* **What is asked**: Restate the data below word for word. Skip any images it contains.

+---+

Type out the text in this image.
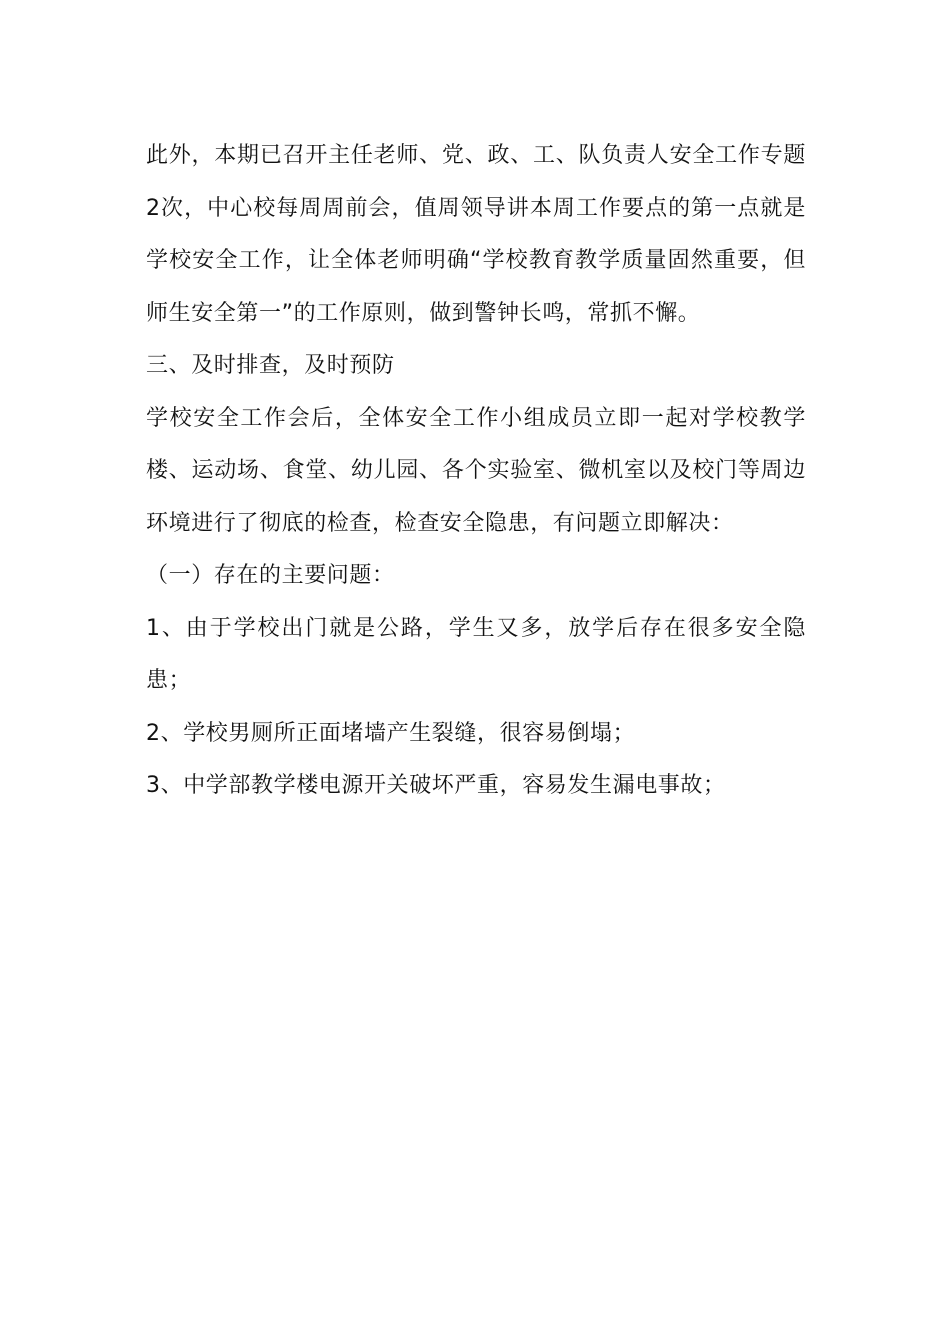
此外，本期已召开主任老师、党、政、工、队负责人安全工作专题2次，中心校每周周前会，值周领导讲本周工作要点的第一点就是学校安全工作，让全体老师明确“学校教育教学质量固然重要，但师生安全第一”的工作原则，做到警钟长鸣，常抓不懈。

三、及时排查，及时预防

学校安全工作会后，全体安全工作小组成员立即一起对学校教学楼、运动场、食堂、幼儿园、各个实验室、微机室以及校门等周边环境进行了彻底的检查，检查安全隐患，有问题立即解决：

（一）存在的主要问题：

1、由于学校出门就是公路，学生又多，放学后存在很多安全隐患；

2、学校男厕所正面堵墙产生裂缝，很容易倒塌；

3、中学部教学楼电源开关破坏严重，容易发生漏电事故；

+---+

* **Solution**:
Type out the text in this image.
此外，本期已召开主任老师、党、政、工、队负责人安全工作专题2次，中心校每周周前会，值周领导讲本周工作要点的第一点就是学校安全工作，让全体老师明确“学校教育教学质量固然重要，但师生安全第一”的工作原则，做到警钟长鸣，常抓不懈。

三、及时排查，及时预防

学校安全工作会后，全体安全工作小组成员立即一起对学校教学楼、运动场、食堂、幼儿园、各个实验室、微机室以及校门等周边环境进行了彻底的检查，检查安全隐患，有问题立即解决：

（一）存在的主要问题：

1、由于学校出门就是公路，学生又多，放学后存在很多安全隐患；

2、学校男厕所正面堵墙产生裂缝，很容易倒塌；

3、中学部教学楼电源开关破坏严重，容易发生漏电事故；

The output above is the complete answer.